▶ [Set exercise]:
Copy the records below character for character.

++++++++++++++++++++

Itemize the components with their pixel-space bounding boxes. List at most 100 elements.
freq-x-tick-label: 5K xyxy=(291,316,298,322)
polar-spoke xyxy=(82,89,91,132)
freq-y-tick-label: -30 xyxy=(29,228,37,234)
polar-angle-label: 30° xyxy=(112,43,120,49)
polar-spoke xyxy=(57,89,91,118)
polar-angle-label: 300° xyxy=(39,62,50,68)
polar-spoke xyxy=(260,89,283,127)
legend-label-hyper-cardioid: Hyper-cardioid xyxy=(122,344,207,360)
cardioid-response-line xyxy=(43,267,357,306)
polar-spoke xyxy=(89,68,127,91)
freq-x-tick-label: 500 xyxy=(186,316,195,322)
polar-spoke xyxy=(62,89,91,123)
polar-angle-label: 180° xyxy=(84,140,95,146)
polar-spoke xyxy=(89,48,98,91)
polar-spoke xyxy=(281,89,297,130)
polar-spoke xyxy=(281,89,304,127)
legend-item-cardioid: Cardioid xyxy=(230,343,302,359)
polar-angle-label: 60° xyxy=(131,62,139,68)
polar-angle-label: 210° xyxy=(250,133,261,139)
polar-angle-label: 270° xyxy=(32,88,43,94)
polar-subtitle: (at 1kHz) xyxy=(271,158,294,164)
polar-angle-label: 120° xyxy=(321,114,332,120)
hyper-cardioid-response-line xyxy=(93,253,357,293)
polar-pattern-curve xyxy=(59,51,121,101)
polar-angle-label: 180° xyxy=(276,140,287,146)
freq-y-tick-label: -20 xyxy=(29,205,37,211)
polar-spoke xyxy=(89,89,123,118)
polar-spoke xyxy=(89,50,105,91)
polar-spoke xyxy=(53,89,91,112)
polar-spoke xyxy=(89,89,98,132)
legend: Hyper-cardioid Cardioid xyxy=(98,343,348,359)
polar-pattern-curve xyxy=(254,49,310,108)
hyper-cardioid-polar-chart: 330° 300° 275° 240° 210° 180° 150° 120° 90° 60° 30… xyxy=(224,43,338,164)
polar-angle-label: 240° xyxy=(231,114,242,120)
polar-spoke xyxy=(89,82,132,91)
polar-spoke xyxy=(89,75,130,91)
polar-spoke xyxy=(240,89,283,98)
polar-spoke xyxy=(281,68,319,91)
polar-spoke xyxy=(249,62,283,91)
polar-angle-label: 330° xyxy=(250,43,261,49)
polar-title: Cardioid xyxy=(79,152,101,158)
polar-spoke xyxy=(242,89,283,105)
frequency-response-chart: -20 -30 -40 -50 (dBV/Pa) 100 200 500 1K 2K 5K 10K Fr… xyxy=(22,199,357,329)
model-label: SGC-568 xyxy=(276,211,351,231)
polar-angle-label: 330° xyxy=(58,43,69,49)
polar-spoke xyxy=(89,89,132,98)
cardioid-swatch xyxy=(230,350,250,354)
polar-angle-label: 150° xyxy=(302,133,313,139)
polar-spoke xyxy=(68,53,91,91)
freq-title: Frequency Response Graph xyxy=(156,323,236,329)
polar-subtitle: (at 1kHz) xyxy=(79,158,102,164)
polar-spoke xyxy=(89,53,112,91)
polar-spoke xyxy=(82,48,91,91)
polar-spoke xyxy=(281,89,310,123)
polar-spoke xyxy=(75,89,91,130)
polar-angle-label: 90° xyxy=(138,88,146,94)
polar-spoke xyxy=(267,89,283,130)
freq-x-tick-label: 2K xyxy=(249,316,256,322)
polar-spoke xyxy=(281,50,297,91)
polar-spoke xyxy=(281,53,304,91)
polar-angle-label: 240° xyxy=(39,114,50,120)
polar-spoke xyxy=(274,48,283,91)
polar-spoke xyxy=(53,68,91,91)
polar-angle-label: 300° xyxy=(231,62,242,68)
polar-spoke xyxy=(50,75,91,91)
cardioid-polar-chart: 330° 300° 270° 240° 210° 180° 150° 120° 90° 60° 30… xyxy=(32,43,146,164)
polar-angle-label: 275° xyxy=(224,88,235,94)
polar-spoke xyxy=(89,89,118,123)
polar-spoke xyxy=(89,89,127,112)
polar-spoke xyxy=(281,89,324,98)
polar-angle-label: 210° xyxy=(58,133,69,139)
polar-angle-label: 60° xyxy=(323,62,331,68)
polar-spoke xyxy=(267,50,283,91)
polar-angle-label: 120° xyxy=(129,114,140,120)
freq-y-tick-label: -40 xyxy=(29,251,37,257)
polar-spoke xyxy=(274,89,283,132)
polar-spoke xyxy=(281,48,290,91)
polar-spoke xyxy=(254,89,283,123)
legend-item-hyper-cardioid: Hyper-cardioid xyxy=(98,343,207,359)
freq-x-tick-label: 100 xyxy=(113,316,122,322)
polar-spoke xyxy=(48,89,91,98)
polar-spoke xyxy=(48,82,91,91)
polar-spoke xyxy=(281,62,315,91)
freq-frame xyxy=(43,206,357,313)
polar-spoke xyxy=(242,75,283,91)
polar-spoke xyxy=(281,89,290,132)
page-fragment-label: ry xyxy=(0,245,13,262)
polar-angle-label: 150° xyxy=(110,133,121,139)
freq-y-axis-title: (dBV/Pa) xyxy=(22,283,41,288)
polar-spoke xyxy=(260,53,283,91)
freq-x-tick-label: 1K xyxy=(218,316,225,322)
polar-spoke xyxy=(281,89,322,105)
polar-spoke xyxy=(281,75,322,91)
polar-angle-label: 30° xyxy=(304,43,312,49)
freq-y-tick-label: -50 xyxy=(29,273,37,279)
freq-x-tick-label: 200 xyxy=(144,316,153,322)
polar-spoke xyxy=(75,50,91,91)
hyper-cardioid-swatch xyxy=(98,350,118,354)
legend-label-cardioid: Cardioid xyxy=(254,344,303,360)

++++++++++++++++++++

▶ [Reply to the task]:
Itemize the components with their pixel-space bounding boxes. List at most 100 elements.
freq-x-tick-label: 5K xyxy=(291,316,298,322)
polar-spoke xyxy=(82,89,91,132)
freq-y-tick-label: -30 xyxy=(29,228,37,234)
polar-angle-label: 30° xyxy=(112,43,120,49)
polar-spoke xyxy=(57,89,91,118)
polar-angle-label: 300° xyxy=(39,62,50,68)
polar-spoke xyxy=(260,89,283,127)
legend-label-hyper-cardioid: Hyper-cardioid xyxy=(122,344,207,360)
cardioid-response-line xyxy=(43,267,357,306)
polar-spoke xyxy=(89,68,127,91)
freq-x-tick-label: 500 xyxy=(186,316,195,322)
polar-spoke xyxy=(62,89,91,123)
polar-angle-label: 180° xyxy=(84,140,95,146)
polar-spoke xyxy=(89,48,98,91)
polar-spoke xyxy=(281,89,297,130)
polar-spoke xyxy=(281,89,304,127)
legend-item-cardioid: Cardioid xyxy=(230,343,302,359)
polar-angle-label: 60° xyxy=(131,62,139,68)
polar-angle-label: 210° xyxy=(250,133,261,139)
polar-angle-label: 270° xyxy=(32,88,43,94)
polar-subtitle: (at 1kHz) xyxy=(271,158,294,164)
polar-angle-label: 120° xyxy=(321,114,332,120)
hyper-cardioid-response-line xyxy=(93,253,357,293)
polar-pattern-curve xyxy=(59,51,121,101)
polar-angle-label: 180° xyxy=(276,140,287,146)
freq-y-tick-label: -20 xyxy=(29,205,37,211)
polar-spoke xyxy=(89,89,123,118)
polar-spoke xyxy=(89,50,105,91)
polar-spoke xyxy=(53,89,91,112)
polar-spoke xyxy=(89,89,98,132)
legend: Hyper-cardioid Cardioid xyxy=(98,343,348,359)
polar-pattern-curve xyxy=(254,49,310,108)
hyper-cardioid-polar-chart: 330° 300° 275° 240° 210° 180° 150° 120° 90° 60° 30… xyxy=(224,43,338,164)
polar-angle-label: 240° xyxy=(231,114,242,120)
polar-spoke xyxy=(89,82,132,91)
polar-spoke xyxy=(89,75,130,91)
polar-spoke xyxy=(240,89,283,98)
polar-spoke xyxy=(281,68,319,91)
polar-spoke xyxy=(249,62,283,91)
polar-angle-label: 330° xyxy=(250,43,261,49)
polar-title: Cardioid xyxy=(79,152,101,158)
polar-spoke xyxy=(242,89,283,105)
frequency-response-chart: -20 -30 -40 -50 (dBV/Pa) 100 200 500 1K 2K 5K 10K Fr… xyxy=(22,199,357,329)
model-label: SGC-568 xyxy=(276,211,351,231)
polar-angle-label: 330° xyxy=(58,43,69,49)
polar-spoke xyxy=(89,89,132,98)
cardioid-swatch xyxy=(230,350,250,354)
polar-angle-label: 150° xyxy=(302,133,313,139)
polar-spoke xyxy=(68,53,91,91)
freq-title: Frequency Response Graph xyxy=(156,323,236,329)
polar-subtitle: (at 1kHz) xyxy=(79,158,102,164)
polar-spoke xyxy=(89,53,112,91)
polar-spoke xyxy=(82,48,91,91)
polar-spoke xyxy=(281,89,310,123)
polar-spoke xyxy=(75,89,91,130)
polar-angle-label: 90° xyxy=(138,88,146,94)
polar-spoke xyxy=(267,89,283,130)
freq-x-tick-label: 2K xyxy=(249,316,256,322)
polar-spoke xyxy=(281,50,297,91)
polar-spoke xyxy=(281,53,304,91)
polar-angle-label: 240° xyxy=(39,114,50,120)
polar-spoke xyxy=(274,48,283,91)
polar-spoke xyxy=(53,68,91,91)
polar-angle-label: 300° xyxy=(231,62,242,68)
polar-spoke xyxy=(50,75,91,91)
cardioid-polar-chart: 330° 300° 270° 240° 210° 180° 150° 120° 90° 60° 30… xyxy=(32,43,146,164)
polar-angle-label: 275° xyxy=(224,88,235,94)
polar-spoke xyxy=(89,89,118,123)
polar-spoke xyxy=(89,89,127,112)
polar-spoke xyxy=(281,89,324,98)
polar-angle-label: 210° xyxy=(58,133,69,139)
polar-angle-label: 60° xyxy=(323,62,331,68)
polar-spoke xyxy=(267,50,283,91)
polar-angle-label: 120° xyxy=(129,114,140,120)
freq-y-tick-label: -40 xyxy=(29,251,37,257)
polar-spoke xyxy=(274,89,283,132)
polar-spoke xyxy=(281,48,290,91)
polar-spoke xyxy=(254,89,283,123)
legend-item-hyper-cardioid: Hyper-cardioid xyxy=(98,343,207,359)
freq-x-tick-label: 100 xyxy=(113,316,122,322)
polar-spoke xyxy=(48,89,91,98)
polar-spoke xyxy=(48,82,91,91)
polar-spoke xyxy=(281,62,315,91)
freq-frame xyxy=(43,206,357,313)
polar-spoke xyxy=(242,75,283,91)
polar-spoke xyxy=(281,89,290,132)
page-fragment-label: ry xyxy=(0,245,13,262)
polar-angle-label: 150° xyxy=(110,133,121,139)
freq-y-axis-title: (dBV/Pa) xyxy=(22,283,41,288)
polar-spoke xyxy=(260,53,283,91)
freq-x-tick-label: 1K xyxy=(218,316,225,322)
polar-spoke xyxy=(281,89,322,105)
polar-spoke xyxy=(281,75,322,91)
polar-angle-label: 30° xyxy=(304,43,312,49)
freq-y-tick-label: -50 xyxy=(29,273,37,279)
freq-x-tick-label: 200 xyxy=(144,316,153,322)
polar-spoke xyxy=(75,50,91,91)
hyper-cardioid-swatch xyxy=(98,350,118,354)
legend-label-cardioid: Cardioid xyxy=(254,344,303,360)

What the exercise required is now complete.